• Work instructions:
In the data below, find every line with the string "Accessories" and pull it out.

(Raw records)
◆ ◆ ◆ ◆ ◆ ◆ ◆

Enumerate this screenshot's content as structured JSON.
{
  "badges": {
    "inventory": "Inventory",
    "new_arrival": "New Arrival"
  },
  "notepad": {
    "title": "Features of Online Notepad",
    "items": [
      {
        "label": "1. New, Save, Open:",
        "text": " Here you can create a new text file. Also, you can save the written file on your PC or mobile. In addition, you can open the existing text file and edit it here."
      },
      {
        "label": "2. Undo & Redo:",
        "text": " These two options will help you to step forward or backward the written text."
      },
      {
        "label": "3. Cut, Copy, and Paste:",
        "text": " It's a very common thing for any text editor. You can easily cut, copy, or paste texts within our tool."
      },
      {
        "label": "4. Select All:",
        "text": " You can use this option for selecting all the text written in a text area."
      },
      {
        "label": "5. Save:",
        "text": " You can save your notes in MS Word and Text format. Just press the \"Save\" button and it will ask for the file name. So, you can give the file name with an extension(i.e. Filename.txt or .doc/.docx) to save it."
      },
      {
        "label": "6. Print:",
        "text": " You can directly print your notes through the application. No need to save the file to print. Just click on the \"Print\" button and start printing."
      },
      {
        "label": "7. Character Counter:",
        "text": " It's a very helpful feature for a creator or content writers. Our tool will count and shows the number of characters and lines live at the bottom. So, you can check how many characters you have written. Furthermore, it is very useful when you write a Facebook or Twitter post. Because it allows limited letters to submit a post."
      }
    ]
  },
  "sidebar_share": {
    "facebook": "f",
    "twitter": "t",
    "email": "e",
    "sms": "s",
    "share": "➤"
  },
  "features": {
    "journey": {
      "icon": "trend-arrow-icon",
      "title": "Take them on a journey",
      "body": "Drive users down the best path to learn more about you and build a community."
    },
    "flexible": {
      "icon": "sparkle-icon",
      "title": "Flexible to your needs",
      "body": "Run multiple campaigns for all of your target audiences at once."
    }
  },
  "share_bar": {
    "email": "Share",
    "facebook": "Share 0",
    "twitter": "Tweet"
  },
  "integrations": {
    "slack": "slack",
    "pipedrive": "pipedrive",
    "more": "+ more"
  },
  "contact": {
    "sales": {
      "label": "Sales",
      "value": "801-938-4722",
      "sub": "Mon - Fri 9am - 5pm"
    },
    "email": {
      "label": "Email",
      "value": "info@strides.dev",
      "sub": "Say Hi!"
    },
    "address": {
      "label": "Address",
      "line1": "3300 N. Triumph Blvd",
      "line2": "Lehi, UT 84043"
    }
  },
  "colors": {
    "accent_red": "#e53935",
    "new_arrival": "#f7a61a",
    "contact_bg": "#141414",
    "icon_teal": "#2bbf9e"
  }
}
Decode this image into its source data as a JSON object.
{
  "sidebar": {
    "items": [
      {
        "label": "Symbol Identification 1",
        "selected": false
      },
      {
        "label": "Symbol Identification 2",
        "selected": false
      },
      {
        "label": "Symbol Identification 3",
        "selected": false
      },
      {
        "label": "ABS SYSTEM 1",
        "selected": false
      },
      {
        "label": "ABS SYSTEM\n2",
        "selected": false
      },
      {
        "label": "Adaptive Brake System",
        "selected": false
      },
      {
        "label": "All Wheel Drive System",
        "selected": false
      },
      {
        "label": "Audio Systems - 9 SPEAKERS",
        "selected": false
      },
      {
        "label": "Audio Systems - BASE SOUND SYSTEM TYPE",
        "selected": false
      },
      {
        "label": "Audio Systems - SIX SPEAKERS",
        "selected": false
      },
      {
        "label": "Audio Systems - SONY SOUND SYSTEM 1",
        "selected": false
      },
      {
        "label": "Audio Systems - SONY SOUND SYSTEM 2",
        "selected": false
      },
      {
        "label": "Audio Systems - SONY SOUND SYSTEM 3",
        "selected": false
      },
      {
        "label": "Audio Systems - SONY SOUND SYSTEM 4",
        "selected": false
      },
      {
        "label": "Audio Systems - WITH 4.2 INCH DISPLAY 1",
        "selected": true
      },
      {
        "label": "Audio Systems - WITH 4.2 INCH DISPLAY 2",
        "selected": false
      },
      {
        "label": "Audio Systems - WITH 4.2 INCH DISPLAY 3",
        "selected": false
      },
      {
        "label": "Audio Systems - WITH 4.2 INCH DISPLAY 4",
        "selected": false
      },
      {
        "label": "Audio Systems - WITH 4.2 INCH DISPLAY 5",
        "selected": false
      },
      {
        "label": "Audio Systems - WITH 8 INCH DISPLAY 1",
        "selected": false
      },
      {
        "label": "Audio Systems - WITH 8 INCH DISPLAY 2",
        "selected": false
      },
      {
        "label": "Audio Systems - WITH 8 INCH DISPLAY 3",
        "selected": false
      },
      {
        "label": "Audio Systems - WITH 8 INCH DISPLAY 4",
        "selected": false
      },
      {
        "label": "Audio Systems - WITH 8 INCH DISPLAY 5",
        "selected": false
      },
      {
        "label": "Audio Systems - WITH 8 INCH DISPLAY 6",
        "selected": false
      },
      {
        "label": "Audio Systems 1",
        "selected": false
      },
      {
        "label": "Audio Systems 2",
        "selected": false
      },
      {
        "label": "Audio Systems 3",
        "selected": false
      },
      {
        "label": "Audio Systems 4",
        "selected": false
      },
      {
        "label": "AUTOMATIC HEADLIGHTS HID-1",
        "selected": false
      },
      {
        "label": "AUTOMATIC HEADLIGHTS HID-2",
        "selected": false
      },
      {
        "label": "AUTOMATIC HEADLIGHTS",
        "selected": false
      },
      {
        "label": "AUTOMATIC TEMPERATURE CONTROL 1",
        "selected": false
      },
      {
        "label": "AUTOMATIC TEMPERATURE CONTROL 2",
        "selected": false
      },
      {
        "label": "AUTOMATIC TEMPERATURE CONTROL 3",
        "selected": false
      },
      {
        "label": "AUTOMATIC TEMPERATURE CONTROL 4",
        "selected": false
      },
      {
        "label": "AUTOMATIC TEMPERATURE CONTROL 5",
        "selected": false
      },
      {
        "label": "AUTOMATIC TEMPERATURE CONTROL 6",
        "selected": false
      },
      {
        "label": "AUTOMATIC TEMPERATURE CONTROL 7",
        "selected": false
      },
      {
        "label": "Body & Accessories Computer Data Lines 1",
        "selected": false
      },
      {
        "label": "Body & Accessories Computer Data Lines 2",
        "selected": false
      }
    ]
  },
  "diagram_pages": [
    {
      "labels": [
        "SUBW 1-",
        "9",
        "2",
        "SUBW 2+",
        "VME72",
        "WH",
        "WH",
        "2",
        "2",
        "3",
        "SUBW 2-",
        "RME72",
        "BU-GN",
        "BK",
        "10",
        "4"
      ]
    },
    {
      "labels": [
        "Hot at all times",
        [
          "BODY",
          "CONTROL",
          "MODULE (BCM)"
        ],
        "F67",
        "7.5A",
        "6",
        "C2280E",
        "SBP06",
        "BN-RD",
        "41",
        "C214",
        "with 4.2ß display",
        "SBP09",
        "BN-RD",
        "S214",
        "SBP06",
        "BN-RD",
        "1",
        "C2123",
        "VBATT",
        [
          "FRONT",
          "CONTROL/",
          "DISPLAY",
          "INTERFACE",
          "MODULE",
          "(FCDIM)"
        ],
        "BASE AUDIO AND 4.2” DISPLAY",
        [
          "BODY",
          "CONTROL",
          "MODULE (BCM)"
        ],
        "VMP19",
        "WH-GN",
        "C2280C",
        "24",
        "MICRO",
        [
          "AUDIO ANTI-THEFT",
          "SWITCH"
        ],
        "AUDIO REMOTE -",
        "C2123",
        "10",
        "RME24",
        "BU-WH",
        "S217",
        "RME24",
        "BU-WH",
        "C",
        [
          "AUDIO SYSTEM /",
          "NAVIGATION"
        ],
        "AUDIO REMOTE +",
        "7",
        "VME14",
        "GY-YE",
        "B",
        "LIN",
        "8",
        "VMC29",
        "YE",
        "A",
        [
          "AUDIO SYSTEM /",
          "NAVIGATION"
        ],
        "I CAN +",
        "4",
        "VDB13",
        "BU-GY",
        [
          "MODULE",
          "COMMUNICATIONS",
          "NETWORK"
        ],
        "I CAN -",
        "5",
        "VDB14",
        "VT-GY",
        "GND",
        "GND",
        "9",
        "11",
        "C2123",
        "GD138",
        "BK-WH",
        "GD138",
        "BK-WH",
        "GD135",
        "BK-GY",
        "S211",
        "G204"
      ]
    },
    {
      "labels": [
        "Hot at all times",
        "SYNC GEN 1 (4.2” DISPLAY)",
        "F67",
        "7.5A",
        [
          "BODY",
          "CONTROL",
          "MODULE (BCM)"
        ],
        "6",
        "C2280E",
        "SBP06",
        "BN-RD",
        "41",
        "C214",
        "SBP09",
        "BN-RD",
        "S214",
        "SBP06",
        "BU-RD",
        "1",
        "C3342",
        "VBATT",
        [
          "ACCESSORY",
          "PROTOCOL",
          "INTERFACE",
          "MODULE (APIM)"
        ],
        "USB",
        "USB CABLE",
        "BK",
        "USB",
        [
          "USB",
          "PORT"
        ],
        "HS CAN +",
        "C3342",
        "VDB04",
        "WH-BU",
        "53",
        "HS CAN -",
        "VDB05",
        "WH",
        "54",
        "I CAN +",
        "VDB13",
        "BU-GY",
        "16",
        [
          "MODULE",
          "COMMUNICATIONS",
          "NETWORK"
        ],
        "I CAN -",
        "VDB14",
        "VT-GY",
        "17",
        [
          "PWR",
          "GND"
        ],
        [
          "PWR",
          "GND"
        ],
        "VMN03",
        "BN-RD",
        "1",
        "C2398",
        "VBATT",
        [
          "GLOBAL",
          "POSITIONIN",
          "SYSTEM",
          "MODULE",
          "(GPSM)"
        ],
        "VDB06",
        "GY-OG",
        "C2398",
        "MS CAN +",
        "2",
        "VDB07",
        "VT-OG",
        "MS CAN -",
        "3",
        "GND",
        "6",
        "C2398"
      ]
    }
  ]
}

◆ ◆ ◆ ◆ ◆ ◆ ◆

• Task output:
        "label": "Body & Accessories Computer Data Lines 1",
        "label": "Body & Accessories Computer Data Lines 2",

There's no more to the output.